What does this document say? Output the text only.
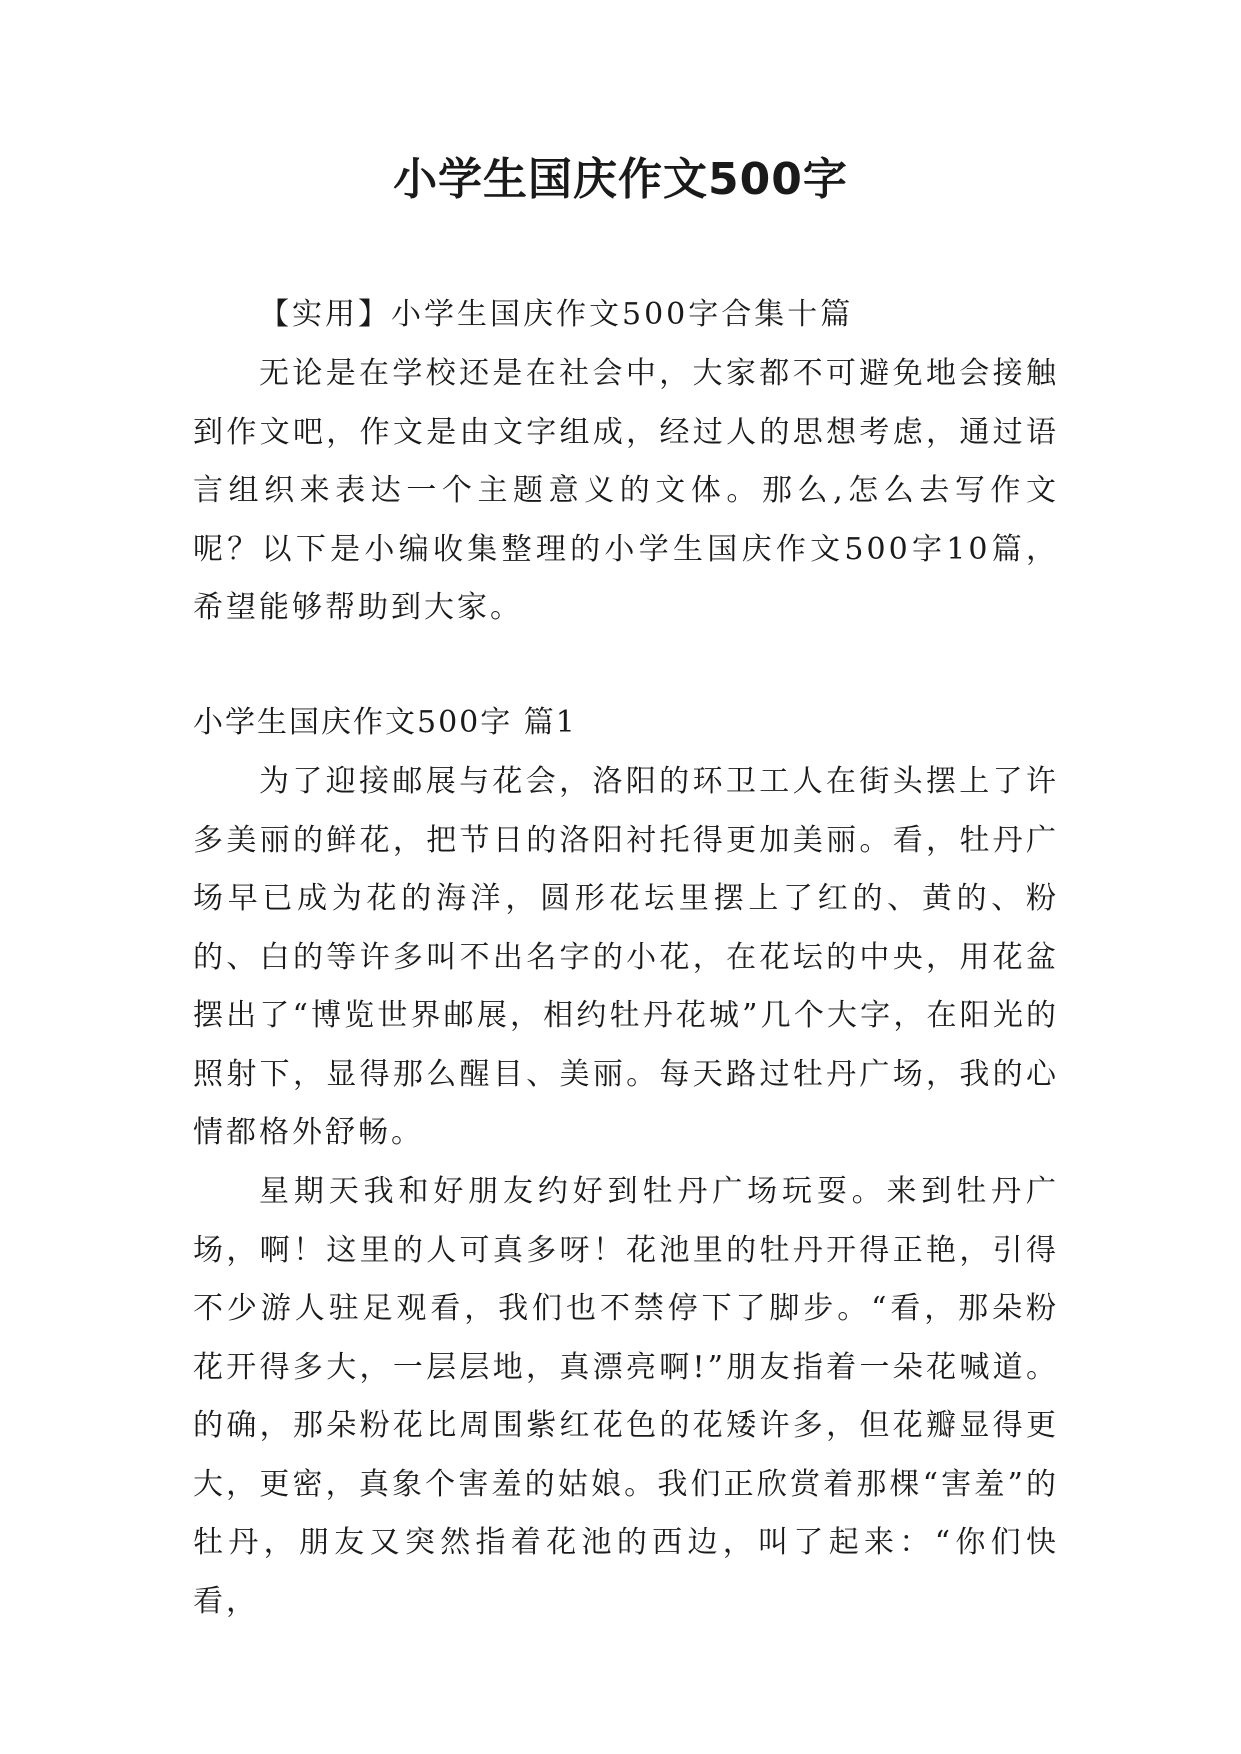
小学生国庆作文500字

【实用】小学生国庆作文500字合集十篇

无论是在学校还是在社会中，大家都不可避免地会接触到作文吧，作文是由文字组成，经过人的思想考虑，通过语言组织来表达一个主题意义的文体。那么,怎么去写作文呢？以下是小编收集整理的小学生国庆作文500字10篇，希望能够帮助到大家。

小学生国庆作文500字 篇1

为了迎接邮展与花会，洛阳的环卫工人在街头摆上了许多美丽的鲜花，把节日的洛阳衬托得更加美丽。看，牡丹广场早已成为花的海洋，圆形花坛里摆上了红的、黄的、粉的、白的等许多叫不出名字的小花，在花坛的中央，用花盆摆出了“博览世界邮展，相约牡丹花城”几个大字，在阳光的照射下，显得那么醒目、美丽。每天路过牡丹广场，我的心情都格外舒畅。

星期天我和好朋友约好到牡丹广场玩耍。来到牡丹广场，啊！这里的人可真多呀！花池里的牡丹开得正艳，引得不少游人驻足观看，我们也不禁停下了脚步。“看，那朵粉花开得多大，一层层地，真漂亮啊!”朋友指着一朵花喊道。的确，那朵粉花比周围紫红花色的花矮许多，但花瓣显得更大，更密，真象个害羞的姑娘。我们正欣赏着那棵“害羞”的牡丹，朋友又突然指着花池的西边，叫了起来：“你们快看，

----

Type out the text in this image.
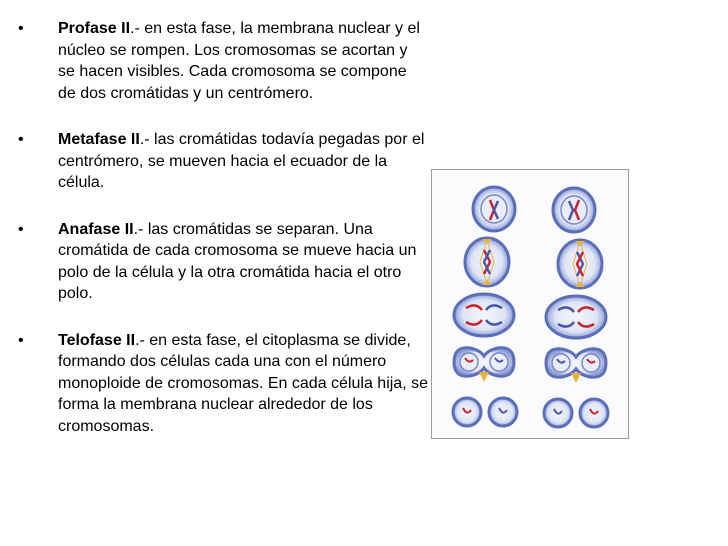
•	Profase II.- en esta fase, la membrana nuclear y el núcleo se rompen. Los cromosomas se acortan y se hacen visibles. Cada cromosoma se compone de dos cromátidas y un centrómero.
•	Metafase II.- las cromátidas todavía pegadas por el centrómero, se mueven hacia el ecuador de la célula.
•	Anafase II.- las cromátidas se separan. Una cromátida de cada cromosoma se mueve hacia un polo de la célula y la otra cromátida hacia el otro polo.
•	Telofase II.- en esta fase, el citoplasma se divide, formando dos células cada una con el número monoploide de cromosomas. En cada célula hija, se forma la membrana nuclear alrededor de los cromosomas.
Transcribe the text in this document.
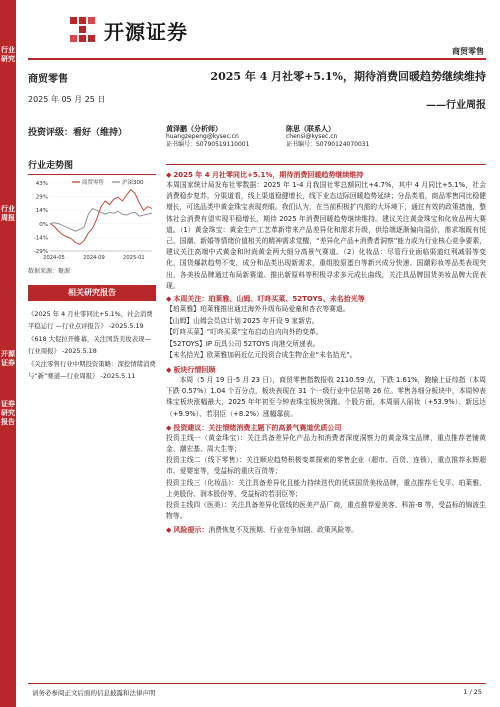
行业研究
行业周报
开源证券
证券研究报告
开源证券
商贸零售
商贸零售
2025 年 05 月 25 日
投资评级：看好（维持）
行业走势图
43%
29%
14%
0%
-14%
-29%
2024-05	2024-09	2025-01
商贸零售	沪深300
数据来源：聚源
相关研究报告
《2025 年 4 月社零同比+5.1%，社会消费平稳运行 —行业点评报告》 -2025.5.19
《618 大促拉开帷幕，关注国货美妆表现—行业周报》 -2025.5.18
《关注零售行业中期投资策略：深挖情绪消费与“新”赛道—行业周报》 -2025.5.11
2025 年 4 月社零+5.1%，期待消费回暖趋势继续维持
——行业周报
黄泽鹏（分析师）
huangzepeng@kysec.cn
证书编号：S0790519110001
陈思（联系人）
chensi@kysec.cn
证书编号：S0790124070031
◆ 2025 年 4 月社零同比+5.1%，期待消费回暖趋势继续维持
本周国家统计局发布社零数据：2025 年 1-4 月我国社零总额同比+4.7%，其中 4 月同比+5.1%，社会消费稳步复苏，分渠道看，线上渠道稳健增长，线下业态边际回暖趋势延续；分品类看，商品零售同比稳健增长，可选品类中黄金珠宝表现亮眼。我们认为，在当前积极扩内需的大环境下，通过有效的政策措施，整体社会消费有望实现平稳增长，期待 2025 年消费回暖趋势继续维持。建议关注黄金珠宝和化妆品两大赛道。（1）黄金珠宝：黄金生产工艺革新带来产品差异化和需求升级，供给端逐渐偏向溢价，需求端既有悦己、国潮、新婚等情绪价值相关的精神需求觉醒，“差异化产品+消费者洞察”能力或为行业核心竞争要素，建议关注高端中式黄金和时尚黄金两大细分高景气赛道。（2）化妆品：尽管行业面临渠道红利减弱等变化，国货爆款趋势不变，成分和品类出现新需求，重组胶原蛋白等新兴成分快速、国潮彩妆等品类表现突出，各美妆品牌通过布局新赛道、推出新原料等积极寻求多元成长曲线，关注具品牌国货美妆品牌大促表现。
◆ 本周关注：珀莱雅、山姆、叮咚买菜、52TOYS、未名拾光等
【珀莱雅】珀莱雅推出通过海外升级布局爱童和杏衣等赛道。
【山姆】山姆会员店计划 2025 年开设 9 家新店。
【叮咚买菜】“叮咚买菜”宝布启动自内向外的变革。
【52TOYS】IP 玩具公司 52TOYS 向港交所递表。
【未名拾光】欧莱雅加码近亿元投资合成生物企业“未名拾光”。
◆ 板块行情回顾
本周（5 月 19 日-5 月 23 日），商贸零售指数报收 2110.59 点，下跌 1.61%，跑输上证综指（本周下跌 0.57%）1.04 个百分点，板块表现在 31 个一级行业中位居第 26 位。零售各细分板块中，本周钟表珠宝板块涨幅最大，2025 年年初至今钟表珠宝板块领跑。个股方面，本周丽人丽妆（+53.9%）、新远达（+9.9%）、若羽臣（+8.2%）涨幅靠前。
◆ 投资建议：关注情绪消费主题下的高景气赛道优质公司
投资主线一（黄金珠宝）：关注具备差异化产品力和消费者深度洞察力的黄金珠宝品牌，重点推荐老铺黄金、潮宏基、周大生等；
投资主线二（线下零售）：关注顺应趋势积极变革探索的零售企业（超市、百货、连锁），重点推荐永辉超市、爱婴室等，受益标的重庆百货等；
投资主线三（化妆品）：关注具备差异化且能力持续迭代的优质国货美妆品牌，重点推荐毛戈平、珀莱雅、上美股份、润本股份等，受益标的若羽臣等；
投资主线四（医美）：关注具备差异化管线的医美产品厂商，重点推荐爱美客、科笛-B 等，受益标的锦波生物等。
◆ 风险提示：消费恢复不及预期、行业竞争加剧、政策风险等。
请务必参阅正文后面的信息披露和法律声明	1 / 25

----

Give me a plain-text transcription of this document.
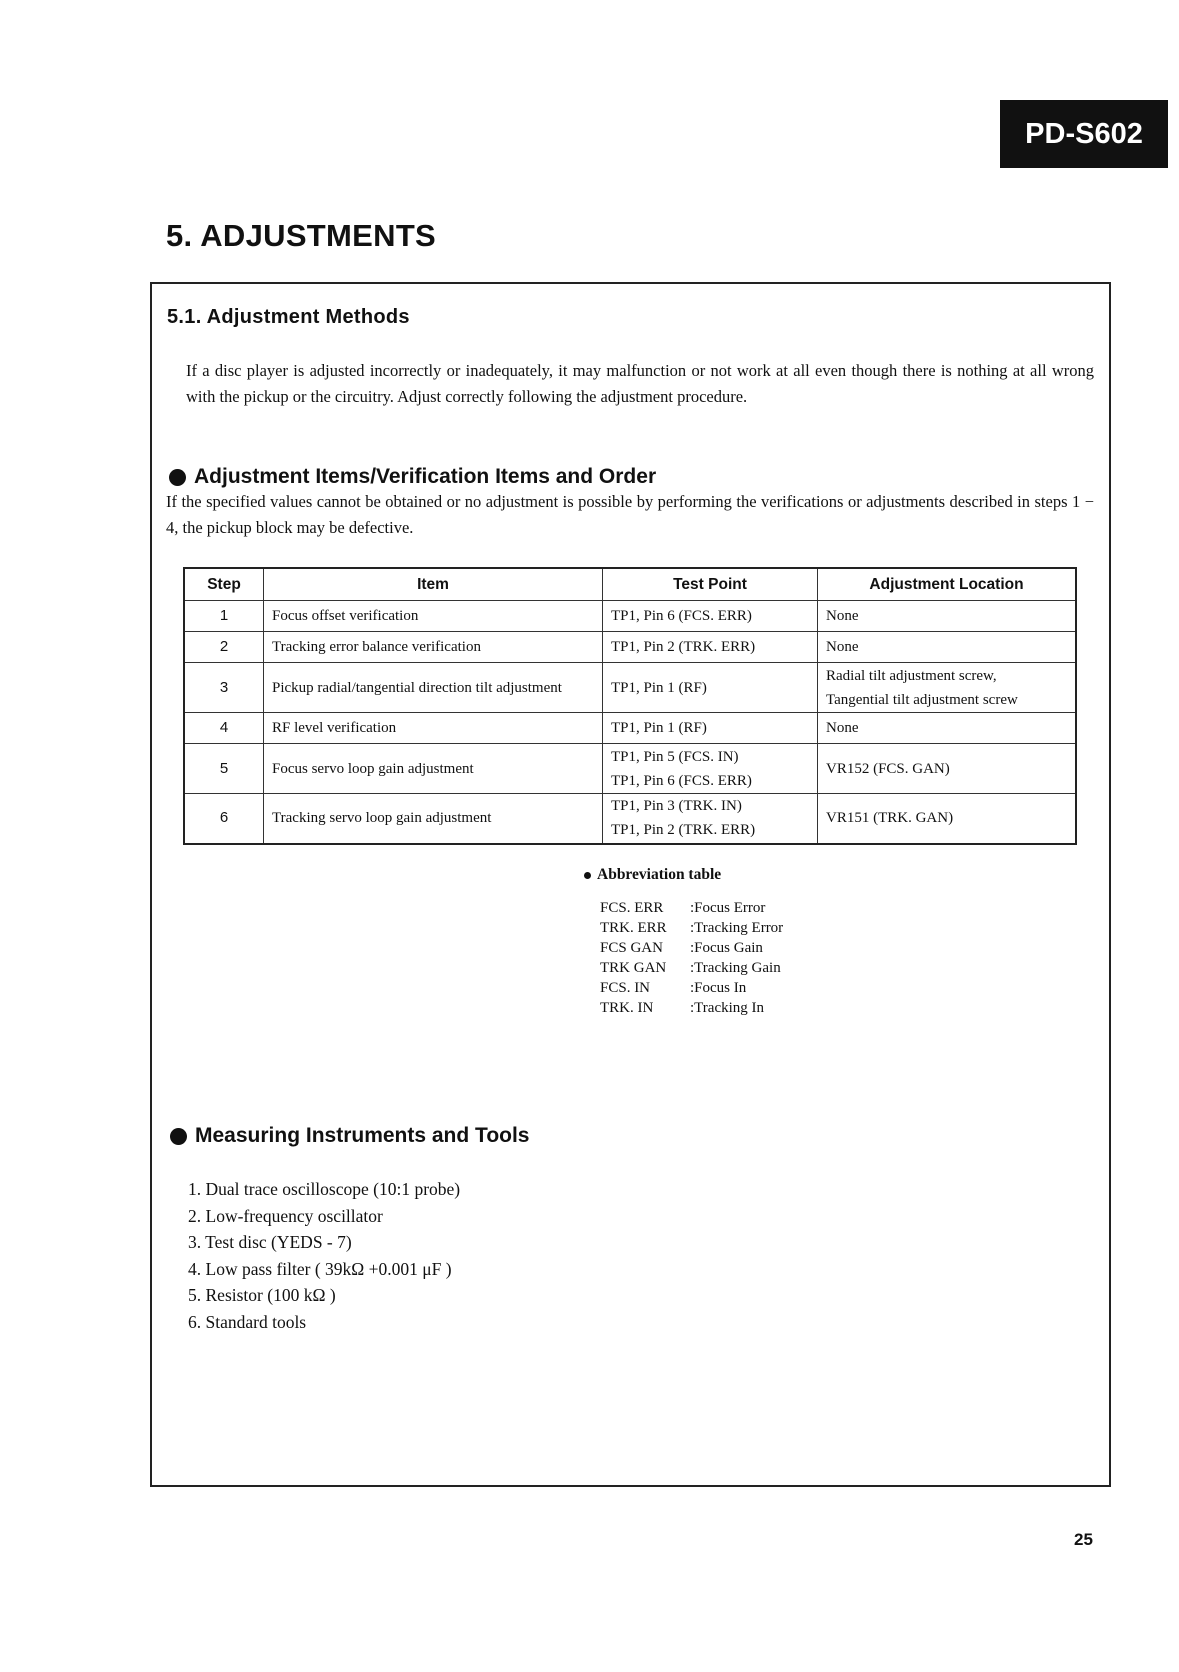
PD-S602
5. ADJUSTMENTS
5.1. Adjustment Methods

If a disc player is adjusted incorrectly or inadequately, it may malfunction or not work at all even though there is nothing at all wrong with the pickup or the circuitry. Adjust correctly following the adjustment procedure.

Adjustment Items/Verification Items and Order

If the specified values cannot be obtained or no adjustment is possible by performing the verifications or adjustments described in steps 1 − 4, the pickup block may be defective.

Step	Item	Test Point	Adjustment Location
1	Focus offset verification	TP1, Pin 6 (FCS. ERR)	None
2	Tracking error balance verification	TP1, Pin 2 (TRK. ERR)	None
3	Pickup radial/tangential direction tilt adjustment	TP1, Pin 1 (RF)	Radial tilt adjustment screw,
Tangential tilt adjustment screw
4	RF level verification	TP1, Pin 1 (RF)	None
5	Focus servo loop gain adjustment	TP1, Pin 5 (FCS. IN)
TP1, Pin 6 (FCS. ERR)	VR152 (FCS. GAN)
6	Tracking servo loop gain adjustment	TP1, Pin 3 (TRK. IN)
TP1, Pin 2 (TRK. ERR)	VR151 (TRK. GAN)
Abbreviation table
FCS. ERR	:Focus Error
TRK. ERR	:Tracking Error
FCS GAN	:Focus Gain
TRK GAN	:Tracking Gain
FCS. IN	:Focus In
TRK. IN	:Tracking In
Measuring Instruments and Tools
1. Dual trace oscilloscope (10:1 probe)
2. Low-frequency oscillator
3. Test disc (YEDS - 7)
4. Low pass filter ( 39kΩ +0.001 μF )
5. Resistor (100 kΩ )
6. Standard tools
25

----

Extract each line from the listing that holds the word "叮咚买菜".

OUTPUT FOR THIS TASK -
◆ 本周关注：珀莱雅、山姆、叮咚买菜、52TOYS、未名拾光等
【叮咚买菜】“叮咚买菜”宝布启动自内向外的变革。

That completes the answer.